>> begin Given entries
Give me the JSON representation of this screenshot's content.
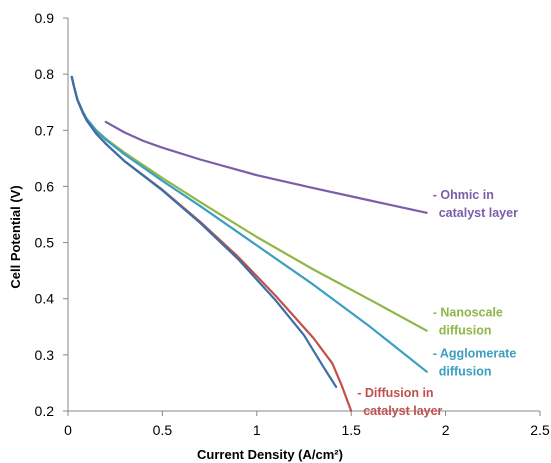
{
  "chart_data": {
    "type": "line",
    "title": "",
    "xlabel": "Current Density (A/cm²)",
    "ylabel": "Cell Potential (V)",
    "xlim": [
      0,
      2.5
    ],
    "ylim": [
      0.2,
      0.9
    ],
    "xticks": [
      "0",
      "0.5",
      "1",
      "1.5",
      "2",
      "2.5"
    ],
    "yticks": [
      "0.2",
      "0.3",
      "0.4",
      "0.5",
      "0.6",
      "0.7",
      "0.8",
      "0.9"
    ],
    "grid": false,
    "legend": "inline labels at line ends",
    "series": [
      {
        "name": "Ohmic in catalyst layer",
        "label_lines": [
          "- Ohmic in",
          "catalyst layer"
        ],
        "color": "#7b5ea7",
        "x": [
          0.2,
          0.3,
          0.4,
          0.5,
          0.7,
          1.0,
          1.3,
          1.6,
          1.9
        ],
        "y": [
          0.715,
          0.696,
          0.681,
          0.669,
          0.648,
          0.62,
          0.597,
          0.575,
          0.553
        ]
      },
      {
        "name": "Nanoscale diffusion",
        "label_lines": [
          "- Nanoscale",
          "diffusion"
        ],
        "color": "#8fb648",
        "x": [
          0.02,
          0.03,
          0.05,
          0.08,
          0.1,
          0.15,
          0.2,
          0.3,
          0.5,
          0.7,
          1.0,
          1.3,
          1.6,
          1.9
        ],
        "y": [
          0.795,
          0.78,
          0.755,
          0.732,
          0.72,
          0.7,
          0.685,
          0.66,
          0.615,
          0.572,
          0.51,
          0.452,
          0.398,
          0.343
        ]
      },
      {
        "name": "Agglomerate diffusion",
        "label_lines": [
          "- Agglomerate",
          "diffusion"
        ],
        "color": "#3a9fc0",
        "x": [
          0.02,
          0.03,
          0.05,
          0.08,
          0.1,
          0.15,
          0.2,
          0.3,
          0.5,
          0.7,
          1.0,
          1.3,
          1.6,
          1.9
        ],
        "y": [
          0.795,
          0.78,
          0.755,
          0.732,
          0.72,
          0.699,
          0.683,
          0.657,
          0.61,
          0.565,
          0.495,
          0.425,
          0.35,
          0.27
        ]
      },
      {
        "name": "Diffusion in catalyst layer",
        "label_lines": [
          "- Diffusion in",
          "catalyst layer"
        ],
        "color": "#c0504d",
        "x": [
          0.02,
          0.03,
          0.05,
          0.08,
          0.1,
          0.15,
          0.2,
          0.3,
          0.5,
          0.7,
          0.9,
          1.1,
          1.3,
          1.4,
          1.45,
          1.5
        ],
        "y": [
          0.795,
          0.78,
          0.754,
          0.73,
          0.717,
          0.694,
          0.676,
          0.645,
          0.594,
          0.537,
          0.475,
          0.405,
          0.33,
          0.285,
          0.245,
          0.2
        ]
      },
      {
        "name": "",
        "label_lines": [],
        "color": "#3b6fa8",
        "x": [
          0.02,
          0.03,
          0.05,
          0.08,
          0.1,
          0.15,
          0.2,
          0.3,
          0.5,
          0.7,
          0.9,
          1.1,
          1.25,
          1.35,
          1.42
        ],
        "y": [
          0.795,
          0.78,
          0.754,
          0.73,
          0.717,
          0.694,
          0.676,
          0.645,
          0.593,
          0.535,
          0.471,
          0.397,
          0.335,
          0.28,
          0.243
        ]
      }
    ]
  }
}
>> end Given entries
Goal -
Transcribe the records word for word and include no pictures.

Answer for the task -
Give me the JSON representation of this screenshot's content.
{
  "chart_data": {
    "type": "line",
    "title": "",
    "xlabel": "Current Density (A/cm²)",
    "ylabel": "Cell Potential (V)",
    "xlim": [
      0,
      2.5
    ],
    "ylim": [
      0.2,
      0.9
    ],
    "xticks": [
      "0",
      "0.5",
      "1",
      "1.5",
      "2",
      "2.5"
    ],
    "yticks": [
      "0.2",
      "0.3",
      "0.4",
      "0.5",
      "0.6",
      "0.7",
      "0.8",
      "0.9"
    ],
    "grid": false,
    "legend": "inline labels at line ends",
    "series": [
      {
        "name": "Ohmic in catalyst layer",
        "label_lines": [
          "- Ohmic in",
          "catalyst layer"
        ],
        "color": "#7b5ea7",
        "x": [
          0.2,
          0.3,
          0.4,
          0.5,
          0.7,
          1.0,
          1.3,
          1.6,
          1.9
        ],
        "y": [
          0.715,
          0.696,
          0.681,
          0.669,
          0.648,
          0.62,
          0.597,
          0.575,
          0.553
        ]
      },
      {
        "name": "Nanoscale diffusion",
        "label_lines": [
          "- Nanoscale",
          "diffusion"
        ],
        "color": "#8fb648",
        "x": [
          0.02,
          0.03,
          0.05,
          0.08,
          0.1,
          0.15,
          0.2,
          0.3,
          0.5,
          0.7,
          1.0,
          1.3,
          1.6,
          1.9
        ],
        "y": [
          0.795,
          0.78,
          0.755,
          0.732,
          0.72,
          0.7,
          0.685,
          0.66,
          0.615,
          0.572,
          0.51,
          0.452,
          0.398,
          0.343
        ]
      },
      {
        "name": "Agglomerate diffusion",
        "label_lines": [
          "- Agglomerate",
          "diffusion"
        ],
        "color": "#3a9fc0",
        "x": [
          0.02,
          0.03,
          0.05,
          0.08,
          0.1,
          0.15,
          0.2,
          0.3,
          0.5,
          0.7,
          1.0,
          1.3,
          1.6,
          1.9
        ],
        "y": [
          0.795,
          0.78,
          0.755,
          0.732,
          0.72,
          0.699,
          0.683,
          0.657,
          0.61,
          0.565,
          0.495,
          0.425,
          0.35,
          0.27
        ]
      },
      {
        "name": "Diffusion in catalyst layer",
        "label_lines": [
          "- Diffusion in",
          "catalyst layer"
        ],
        "color": "#c0504d",
        "x": [
          0.02,
          0.03,
          0.05,
          0.08,
          0.1,
          0.15,
          0.2,
          0.3,
          0.5,
          0.7,
          0.9,
          1.1,
          1.3,
          1.4,
          1.45,
          1.5
        ],
        "y": [
          0.795,
          0.78,
          0.754,
          0.73,
          0.717,
          0.694,
          0.676,
          0.645,
          0.594,
          0.537,
          0.475,
          0.405,
          0.33,
          0.285,
          0.245,
          0.2
        ]
      },
      {
        "name": "",
        "label_lines": [],
        "color": "#3b6fa8",
        "x": [
          0.02,
          0.03,
          0.05,
          0.08,
          0.1,
          0.15,
          0.2,
          0.3,
          0.5,
          0.7,
          0.9,
          1.1,
          1.25,
          1.35,
          1.42
        ],
        "y": [
          0.795,
          0.78,
          0.754,
          0.73,
          0.717,
          0.694,
          0.676,
          0.645,
          0.593,
          0.535,
          0.471,
          0.397,
          0.335,
          0.28,
          0.243
        ]
      }
    ]
  }
}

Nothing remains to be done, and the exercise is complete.